WORK INSTRUCTIONS
Gather all lines from the material that contain the word "values".

--- begin ---

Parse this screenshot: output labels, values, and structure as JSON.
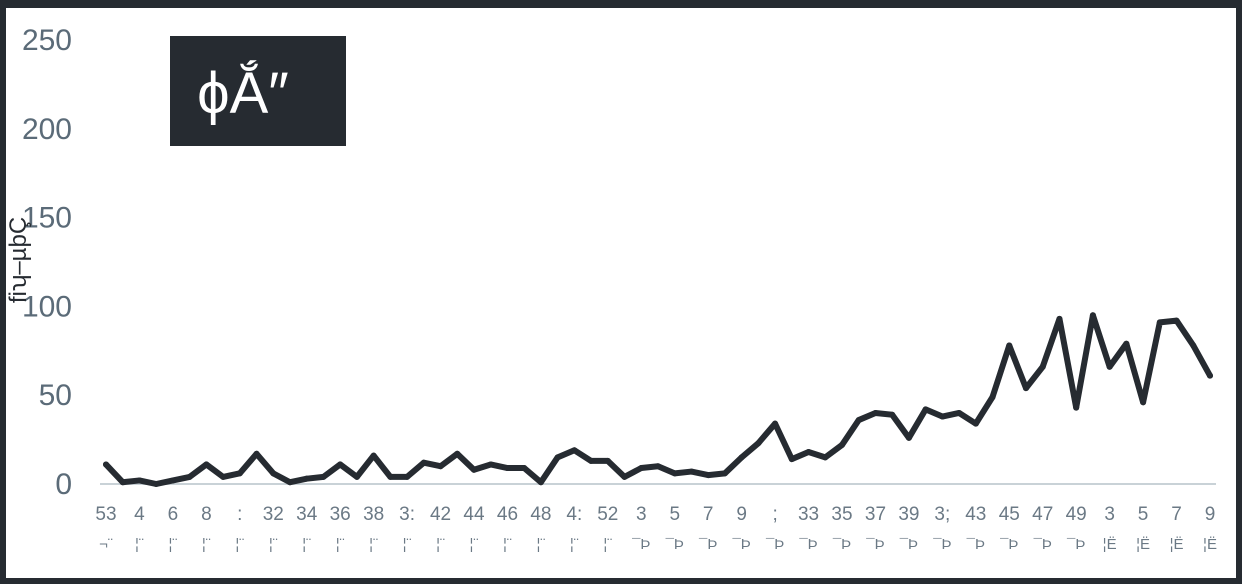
{
  "chart_data": {
    "type": "line",
    "title": "ϕẮ″",
    "ylabel": "ﬁʮ–µþÇ",
    "xlabel": "",
    "ylim": [
      0,
      250
    ],
    "yticks": [
      0,
      50,
      100,
      150,
      200,
      250
    ],
    "grid": false,
    "legend": "none",
    "x": [
      "53",
      "",
      "4",
      "",
      "6",
      "",
      "8",
      "",
      ":",
      "",
      "32",
      "",
      "34",
      "",
      "36",
      "",
      "38",
      "",
      "3:",
      "",
      "42",
      "",
      "44",
      "",
      "46",
      "",
      "48",
      "",
      "4:",
      "",
      "52",
      "",
      "3",
      "",
      "5",
      "",
      "7",
      "",
      "9",
      "",
      ";",
      "",
      "33",
      "",
      "35",
      "",
      "37",
      "",
      "39",
      "",
      "3;",
      "",
      "43",
      "",
      "45",
      "",
      "47",
      "",
      "49",
      "",
      "3",
      "",
      "5",
      "",
      "7",
      "",
      "9"
    ],
    "x2": [
      "¬¨",
      "",
      "¦¨",
      "",
      "¦¨",
      "",
      "¦¨",
      "",
      "¦¨",
      "",
      "¦¨",
      "",
      "¦¨",
      "",
      "¦¨",
      "",
      "¦¨",
      "",
      "¦¨",
      "",
      "¦¨",
      "",
      "¦¨",
      "",
      "¦¨",
      "",
      "¦¨",
      "",
      "¦¨",
      "",
      "¦¨",
      "",
      "¯Þ",
      "",
      "¯Þ",
      "",
      "¯Þ",
      "",
      "¯Þ",
      "",
      "¯Þ",
      "",
      "¯Þ",
      "",
      "¯Þ",
      "",
      "¯Þ",
      "",
      "¯Þ",
      "",
      "¯Þ",
      "",
      "¯Þ",
      "",
      "¯Þ",
      "",
      "¯Þ",
      "",
      "¯Þ",
      "",
      "¦Ë",
      "",
      "¦Ë",
      "",
      "¦Ë",
      "",
      "¦Ë"
    ],
    "series": [
      {
        "values": [
          11,
          1,
          2,
          0,
          2,
          4,
          11,
          4,
          6,
          17,
          6,
          1,
          3,
          4,
          11,
          4,
          16,
          4,
          4,
          12,
          10,
          17,
          8,
          11,
          9,
          9,
          1,
          15,
          19,
          13,
          13,
          4,
          9,
          10,
          6,
          7,
          5,
          6,
          15,
          23,
          34,
          14,
          18,
          15,
          22,
          36,
          40,
          39,
          26,
          42,
          38,
          40,
          34,
          49,
          78,
          54,
          66,
          93,
          43,
          95,
          66,
          79,
          46,
          91,
          92,
          78,
          61
        ],
        "color": "#262b31"
      }
    ],
    "colors": {
      "line": "#262b31",
      "axis": "#c9d2d7",
      "tick": "#5b6b78",
      "title_bg": "#262b31"
    }
  }
}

--- end ---

THE SOLUTION
Parse this screenshot: output labels, values, and structure as JSON.
        "values": [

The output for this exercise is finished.